WHAT THE TASK ASKS: Rewrite the page on unique join indexes, starting with "SQL Request and" and going on through "English (United States)", with "Release Number" changed to "Version Number" each time it occurs.

PASSAGE TO READ:
######
Using a Unique Join Index in the Access Path for a Query | Teradata Vantage - Using a Unique Join Index in the Access Path for a Query - Advanced SQL Engine - Teradata Database

SQL Request and Transaction Processing

Product
Advanced SQL Engine
Teradata Database
Release Number
17.05
17.00
Published
June 2020
Language
English (United States)
Last Update
2021-01-24
dita:mapPath
ykx1561500561173.ditamap
dita:ditavalPath
lze1555437562152.ditaval
dita:id
B035-1142
lifecycle
previous
Product Category
Teradata Vantage™

When multiple unique join indexes are defined on a single table, the Optimizer can use any of them for an access path. Any unique join indexes defined on a single table compete with one other for access path selection based on their costs, and the index that is determined to have the lowest cost when used as an access path is selected for the query plan by the Access Path Planner.
######
GIVEN INFORMATION:
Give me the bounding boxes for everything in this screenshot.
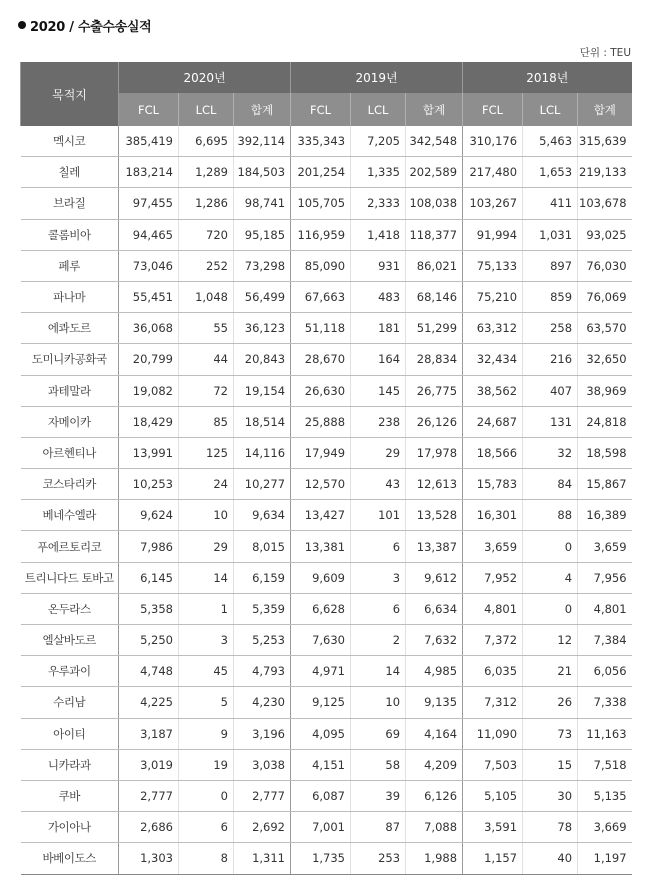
######
ANSWER TO THE PROBLEM:
SQL Request and Transaction Processing

Product
Advanced SQL Engine
Teradata Database
Version Number
17.05
17.00
Published
June 2020
Language
English (United States)